▸ **Dataset extract**:
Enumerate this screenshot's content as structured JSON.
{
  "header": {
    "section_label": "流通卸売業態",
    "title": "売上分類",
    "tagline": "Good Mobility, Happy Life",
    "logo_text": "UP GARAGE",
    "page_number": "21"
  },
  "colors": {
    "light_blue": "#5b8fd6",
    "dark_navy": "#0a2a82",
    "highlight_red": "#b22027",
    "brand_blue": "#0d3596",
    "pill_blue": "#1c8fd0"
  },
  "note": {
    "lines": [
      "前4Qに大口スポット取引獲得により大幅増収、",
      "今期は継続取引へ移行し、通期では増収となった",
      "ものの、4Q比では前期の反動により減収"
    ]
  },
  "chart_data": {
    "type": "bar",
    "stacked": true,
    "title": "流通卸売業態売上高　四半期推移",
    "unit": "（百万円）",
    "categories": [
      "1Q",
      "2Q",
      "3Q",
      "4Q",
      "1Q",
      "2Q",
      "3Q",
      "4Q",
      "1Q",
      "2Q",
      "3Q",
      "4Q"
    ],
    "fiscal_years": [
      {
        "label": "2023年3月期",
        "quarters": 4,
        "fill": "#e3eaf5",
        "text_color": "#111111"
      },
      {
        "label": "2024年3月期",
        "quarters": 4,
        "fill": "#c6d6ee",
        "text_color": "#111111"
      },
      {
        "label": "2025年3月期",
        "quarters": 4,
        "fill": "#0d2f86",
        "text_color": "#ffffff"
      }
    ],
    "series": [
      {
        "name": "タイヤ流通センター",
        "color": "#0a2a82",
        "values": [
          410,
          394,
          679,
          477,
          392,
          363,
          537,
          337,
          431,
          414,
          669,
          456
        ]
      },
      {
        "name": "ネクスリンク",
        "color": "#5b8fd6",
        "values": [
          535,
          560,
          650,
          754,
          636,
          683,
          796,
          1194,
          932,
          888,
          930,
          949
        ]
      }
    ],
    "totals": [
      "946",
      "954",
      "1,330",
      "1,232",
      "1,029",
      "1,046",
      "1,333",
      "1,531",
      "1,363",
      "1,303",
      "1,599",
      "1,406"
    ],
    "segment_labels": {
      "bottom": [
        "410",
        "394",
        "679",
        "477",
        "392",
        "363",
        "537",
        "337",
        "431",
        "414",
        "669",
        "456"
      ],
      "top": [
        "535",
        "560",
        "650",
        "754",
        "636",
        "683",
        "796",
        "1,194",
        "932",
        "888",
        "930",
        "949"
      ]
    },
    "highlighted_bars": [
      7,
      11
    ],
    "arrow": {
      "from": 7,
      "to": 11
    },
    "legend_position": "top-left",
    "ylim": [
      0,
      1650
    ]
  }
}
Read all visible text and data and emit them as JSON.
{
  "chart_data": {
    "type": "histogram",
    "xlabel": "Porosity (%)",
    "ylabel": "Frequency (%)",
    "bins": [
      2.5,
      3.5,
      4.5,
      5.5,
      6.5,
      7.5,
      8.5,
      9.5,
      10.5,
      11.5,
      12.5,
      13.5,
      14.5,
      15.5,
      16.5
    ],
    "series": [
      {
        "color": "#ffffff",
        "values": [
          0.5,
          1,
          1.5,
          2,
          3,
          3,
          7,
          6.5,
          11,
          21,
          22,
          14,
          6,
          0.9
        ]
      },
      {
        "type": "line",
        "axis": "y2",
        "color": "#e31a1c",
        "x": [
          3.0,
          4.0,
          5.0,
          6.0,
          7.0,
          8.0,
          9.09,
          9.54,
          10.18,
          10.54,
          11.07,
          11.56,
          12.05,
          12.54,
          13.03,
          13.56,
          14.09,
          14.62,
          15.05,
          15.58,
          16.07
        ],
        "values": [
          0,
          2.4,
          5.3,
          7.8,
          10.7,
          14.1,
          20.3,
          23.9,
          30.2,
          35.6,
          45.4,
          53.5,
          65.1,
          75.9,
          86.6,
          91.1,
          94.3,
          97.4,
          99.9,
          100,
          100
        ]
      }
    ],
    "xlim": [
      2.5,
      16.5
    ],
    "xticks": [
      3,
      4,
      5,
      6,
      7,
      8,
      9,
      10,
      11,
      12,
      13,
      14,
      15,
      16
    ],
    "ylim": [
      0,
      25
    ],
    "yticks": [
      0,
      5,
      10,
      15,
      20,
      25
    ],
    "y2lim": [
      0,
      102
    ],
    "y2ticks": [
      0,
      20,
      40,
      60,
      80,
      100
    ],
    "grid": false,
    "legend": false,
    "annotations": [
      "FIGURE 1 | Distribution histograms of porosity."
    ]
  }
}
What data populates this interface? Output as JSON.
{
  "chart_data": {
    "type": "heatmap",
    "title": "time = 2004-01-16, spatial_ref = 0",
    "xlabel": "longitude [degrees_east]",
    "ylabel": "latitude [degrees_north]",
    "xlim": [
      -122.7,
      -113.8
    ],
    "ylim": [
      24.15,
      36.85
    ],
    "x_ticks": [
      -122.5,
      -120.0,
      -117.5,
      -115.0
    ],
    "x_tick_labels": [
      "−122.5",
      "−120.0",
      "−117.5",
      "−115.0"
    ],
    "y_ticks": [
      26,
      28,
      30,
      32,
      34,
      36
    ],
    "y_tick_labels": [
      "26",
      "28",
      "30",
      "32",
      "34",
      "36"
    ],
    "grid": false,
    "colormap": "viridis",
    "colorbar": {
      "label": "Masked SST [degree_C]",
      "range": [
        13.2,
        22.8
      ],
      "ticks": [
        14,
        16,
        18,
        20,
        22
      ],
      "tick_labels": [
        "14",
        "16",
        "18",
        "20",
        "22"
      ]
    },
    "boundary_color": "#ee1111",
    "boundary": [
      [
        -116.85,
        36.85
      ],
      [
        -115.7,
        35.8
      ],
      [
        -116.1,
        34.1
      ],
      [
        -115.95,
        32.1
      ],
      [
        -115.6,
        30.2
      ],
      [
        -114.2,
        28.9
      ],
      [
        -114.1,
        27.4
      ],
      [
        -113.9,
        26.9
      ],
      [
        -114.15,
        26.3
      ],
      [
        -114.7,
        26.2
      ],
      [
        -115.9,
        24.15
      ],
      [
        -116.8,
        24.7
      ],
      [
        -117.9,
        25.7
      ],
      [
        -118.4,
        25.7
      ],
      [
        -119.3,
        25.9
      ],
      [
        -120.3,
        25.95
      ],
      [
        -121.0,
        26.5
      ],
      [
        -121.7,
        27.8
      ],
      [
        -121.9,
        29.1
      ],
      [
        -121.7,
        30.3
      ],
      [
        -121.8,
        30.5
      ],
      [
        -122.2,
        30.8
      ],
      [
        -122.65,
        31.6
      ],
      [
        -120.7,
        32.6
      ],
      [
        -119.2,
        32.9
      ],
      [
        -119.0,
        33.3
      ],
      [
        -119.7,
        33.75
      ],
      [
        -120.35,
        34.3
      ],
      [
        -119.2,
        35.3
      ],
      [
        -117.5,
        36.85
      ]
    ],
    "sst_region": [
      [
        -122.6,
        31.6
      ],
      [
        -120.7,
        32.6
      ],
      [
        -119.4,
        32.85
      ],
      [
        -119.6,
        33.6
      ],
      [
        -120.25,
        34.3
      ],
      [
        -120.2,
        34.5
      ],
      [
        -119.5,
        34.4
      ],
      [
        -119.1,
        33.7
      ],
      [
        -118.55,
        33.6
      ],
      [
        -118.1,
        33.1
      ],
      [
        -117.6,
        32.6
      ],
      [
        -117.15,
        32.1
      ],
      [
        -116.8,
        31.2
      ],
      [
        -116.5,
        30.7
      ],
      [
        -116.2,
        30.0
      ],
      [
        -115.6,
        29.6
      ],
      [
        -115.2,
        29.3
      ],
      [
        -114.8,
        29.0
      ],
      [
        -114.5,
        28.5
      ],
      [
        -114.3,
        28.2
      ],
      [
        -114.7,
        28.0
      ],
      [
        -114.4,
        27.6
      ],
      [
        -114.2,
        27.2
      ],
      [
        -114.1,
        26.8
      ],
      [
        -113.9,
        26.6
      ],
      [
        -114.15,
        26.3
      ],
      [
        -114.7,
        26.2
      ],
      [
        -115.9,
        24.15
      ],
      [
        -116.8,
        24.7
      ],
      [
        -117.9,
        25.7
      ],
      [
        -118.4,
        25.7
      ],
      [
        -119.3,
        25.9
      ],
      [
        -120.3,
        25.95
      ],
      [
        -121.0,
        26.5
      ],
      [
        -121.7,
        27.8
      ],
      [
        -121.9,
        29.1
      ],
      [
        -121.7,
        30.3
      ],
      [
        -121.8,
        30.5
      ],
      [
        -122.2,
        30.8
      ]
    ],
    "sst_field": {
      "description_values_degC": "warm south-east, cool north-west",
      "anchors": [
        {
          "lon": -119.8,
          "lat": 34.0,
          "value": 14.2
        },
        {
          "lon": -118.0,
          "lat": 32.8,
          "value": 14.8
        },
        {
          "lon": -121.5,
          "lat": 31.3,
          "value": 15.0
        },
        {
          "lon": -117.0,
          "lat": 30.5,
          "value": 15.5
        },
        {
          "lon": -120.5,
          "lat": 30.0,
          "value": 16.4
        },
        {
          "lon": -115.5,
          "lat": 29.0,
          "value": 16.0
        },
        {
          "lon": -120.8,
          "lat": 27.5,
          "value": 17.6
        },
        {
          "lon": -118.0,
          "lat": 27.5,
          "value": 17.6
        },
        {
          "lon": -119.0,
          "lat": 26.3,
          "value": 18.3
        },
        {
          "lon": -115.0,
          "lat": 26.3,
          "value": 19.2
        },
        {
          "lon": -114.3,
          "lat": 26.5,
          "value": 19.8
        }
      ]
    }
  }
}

▸ **Stated exercise**:
Give the number of lines containing the word "fill". No other answer is needed.

▸ **Exercise output**:
3